TASK DETAILS: Pull out every line below containing the word "Android".
[start of RECORDS SHOWN]
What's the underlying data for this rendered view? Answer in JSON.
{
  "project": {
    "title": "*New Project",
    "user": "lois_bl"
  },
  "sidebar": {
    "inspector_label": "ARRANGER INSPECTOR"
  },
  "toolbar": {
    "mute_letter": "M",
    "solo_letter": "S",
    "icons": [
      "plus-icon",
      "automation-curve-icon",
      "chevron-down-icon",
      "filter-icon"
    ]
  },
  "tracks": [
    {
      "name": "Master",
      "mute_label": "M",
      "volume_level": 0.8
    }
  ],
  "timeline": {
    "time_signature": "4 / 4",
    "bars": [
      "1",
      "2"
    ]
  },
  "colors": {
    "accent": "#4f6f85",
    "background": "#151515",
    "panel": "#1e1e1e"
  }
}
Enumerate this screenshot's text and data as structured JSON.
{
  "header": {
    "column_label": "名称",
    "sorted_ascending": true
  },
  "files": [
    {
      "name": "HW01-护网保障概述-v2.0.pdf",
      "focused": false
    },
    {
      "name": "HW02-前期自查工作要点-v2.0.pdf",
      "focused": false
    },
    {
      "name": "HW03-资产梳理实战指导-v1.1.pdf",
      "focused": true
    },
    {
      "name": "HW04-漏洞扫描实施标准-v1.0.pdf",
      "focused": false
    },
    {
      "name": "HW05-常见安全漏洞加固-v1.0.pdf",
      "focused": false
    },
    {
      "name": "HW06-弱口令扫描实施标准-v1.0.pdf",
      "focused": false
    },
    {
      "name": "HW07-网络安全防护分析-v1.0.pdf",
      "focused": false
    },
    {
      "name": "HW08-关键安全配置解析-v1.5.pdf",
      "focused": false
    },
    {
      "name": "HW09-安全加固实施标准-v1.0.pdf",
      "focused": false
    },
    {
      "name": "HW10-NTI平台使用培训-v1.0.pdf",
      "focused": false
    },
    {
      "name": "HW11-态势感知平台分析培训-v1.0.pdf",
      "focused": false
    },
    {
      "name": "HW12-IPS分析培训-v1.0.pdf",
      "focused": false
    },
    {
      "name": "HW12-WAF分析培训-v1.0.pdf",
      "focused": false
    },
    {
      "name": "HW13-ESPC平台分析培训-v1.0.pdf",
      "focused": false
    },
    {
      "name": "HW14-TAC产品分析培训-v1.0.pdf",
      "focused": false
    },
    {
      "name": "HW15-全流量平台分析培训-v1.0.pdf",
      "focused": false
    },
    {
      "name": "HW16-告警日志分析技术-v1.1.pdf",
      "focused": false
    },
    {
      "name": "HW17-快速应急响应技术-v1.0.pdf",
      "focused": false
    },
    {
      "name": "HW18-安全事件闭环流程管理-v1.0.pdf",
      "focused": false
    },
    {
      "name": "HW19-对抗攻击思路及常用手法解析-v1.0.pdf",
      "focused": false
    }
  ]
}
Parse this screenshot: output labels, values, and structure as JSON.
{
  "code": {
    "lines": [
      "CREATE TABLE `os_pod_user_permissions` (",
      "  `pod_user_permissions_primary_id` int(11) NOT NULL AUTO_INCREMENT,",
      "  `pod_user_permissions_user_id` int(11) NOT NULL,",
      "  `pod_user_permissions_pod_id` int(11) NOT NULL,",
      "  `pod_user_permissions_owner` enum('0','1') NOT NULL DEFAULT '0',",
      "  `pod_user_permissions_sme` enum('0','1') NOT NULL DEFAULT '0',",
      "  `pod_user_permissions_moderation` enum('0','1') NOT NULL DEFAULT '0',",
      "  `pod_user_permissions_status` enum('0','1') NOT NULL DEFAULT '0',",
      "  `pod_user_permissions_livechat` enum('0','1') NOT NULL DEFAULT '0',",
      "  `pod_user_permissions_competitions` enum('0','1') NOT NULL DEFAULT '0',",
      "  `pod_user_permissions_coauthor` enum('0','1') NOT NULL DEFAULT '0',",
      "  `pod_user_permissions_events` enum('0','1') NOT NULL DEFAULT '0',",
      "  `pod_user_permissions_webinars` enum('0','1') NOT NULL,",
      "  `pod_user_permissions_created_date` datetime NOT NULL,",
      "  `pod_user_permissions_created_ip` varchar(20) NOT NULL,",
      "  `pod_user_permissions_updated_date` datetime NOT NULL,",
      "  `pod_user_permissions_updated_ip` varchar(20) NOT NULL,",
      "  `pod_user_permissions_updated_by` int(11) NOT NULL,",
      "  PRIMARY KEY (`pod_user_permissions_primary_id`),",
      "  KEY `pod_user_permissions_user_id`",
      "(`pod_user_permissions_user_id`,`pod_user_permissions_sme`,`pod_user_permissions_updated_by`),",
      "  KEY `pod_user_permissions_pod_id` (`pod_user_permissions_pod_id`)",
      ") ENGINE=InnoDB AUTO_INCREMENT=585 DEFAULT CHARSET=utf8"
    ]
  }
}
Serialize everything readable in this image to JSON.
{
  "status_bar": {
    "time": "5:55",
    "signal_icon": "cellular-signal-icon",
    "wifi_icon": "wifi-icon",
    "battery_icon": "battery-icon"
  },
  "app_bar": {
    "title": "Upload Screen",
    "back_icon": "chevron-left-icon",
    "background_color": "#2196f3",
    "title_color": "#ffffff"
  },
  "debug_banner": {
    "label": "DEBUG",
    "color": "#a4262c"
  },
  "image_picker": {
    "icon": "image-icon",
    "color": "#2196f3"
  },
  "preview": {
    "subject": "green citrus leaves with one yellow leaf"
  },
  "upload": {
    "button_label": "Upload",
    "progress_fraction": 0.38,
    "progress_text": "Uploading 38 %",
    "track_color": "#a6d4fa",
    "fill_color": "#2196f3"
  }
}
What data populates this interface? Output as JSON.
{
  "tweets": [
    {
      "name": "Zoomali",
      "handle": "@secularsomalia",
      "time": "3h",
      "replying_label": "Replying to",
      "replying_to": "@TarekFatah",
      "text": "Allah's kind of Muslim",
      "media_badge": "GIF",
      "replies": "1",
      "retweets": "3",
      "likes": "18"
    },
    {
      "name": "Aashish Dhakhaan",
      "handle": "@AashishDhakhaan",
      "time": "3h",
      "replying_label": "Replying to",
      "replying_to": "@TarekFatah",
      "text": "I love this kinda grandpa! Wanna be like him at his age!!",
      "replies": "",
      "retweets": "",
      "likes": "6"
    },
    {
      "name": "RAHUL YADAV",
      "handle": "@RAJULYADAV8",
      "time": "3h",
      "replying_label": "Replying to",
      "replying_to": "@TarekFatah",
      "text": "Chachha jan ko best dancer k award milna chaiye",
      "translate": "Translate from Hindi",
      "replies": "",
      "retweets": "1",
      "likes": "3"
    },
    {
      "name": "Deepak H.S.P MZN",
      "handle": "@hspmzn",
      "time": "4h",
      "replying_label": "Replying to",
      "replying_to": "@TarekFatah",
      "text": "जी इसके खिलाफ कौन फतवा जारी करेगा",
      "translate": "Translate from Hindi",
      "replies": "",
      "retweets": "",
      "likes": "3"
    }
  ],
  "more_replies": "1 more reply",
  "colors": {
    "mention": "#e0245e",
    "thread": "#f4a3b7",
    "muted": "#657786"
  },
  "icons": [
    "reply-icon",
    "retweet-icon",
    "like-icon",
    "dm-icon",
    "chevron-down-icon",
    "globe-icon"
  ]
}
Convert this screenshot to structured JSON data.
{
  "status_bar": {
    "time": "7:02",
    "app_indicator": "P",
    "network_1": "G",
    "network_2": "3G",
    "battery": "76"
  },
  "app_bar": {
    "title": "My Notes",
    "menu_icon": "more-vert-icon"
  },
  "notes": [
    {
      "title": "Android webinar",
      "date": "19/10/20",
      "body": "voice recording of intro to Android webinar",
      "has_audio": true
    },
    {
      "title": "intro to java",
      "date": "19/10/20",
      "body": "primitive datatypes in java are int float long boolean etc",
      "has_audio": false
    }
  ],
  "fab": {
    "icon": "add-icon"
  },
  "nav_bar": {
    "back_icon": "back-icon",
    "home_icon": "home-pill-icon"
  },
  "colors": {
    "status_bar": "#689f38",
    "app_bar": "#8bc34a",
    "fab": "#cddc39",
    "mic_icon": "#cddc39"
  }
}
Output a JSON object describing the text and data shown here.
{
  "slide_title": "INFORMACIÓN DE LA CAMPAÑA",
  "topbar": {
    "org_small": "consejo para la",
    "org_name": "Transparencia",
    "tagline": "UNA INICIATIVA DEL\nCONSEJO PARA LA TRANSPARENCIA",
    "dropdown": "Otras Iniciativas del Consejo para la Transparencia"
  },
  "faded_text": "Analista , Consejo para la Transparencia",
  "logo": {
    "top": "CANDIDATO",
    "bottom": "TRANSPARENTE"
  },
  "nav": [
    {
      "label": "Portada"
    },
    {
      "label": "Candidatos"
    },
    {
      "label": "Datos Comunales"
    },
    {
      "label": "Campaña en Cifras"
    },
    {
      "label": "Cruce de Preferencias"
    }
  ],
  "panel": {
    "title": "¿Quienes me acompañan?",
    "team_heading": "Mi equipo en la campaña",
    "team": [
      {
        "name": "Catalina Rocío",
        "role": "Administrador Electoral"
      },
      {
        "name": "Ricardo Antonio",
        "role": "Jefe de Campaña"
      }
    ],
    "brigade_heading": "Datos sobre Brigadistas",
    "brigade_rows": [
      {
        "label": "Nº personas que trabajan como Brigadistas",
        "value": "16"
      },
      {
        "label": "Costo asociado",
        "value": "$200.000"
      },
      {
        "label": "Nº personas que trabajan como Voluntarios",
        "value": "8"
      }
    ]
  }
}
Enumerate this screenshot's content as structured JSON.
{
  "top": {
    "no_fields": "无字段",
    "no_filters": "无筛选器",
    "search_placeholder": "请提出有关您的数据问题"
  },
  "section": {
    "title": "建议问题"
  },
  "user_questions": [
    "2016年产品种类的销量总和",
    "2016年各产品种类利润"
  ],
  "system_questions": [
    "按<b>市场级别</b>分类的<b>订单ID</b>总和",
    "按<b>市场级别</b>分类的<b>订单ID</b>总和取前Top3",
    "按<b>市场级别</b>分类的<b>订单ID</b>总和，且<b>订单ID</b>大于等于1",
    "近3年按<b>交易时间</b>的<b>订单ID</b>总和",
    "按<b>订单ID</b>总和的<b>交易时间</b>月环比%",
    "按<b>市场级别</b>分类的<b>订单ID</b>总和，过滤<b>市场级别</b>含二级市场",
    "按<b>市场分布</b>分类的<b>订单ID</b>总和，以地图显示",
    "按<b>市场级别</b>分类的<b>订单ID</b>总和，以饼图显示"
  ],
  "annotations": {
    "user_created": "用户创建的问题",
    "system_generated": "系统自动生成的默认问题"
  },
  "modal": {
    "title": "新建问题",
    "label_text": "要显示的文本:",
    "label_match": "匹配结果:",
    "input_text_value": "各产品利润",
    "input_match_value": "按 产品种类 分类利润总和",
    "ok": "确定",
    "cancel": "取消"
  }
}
[end of RECORDS SHOWN]
RESULT OF THE TASK:
      "title": "Android webinar",
      "body": "voice recording of intro to Android webinar",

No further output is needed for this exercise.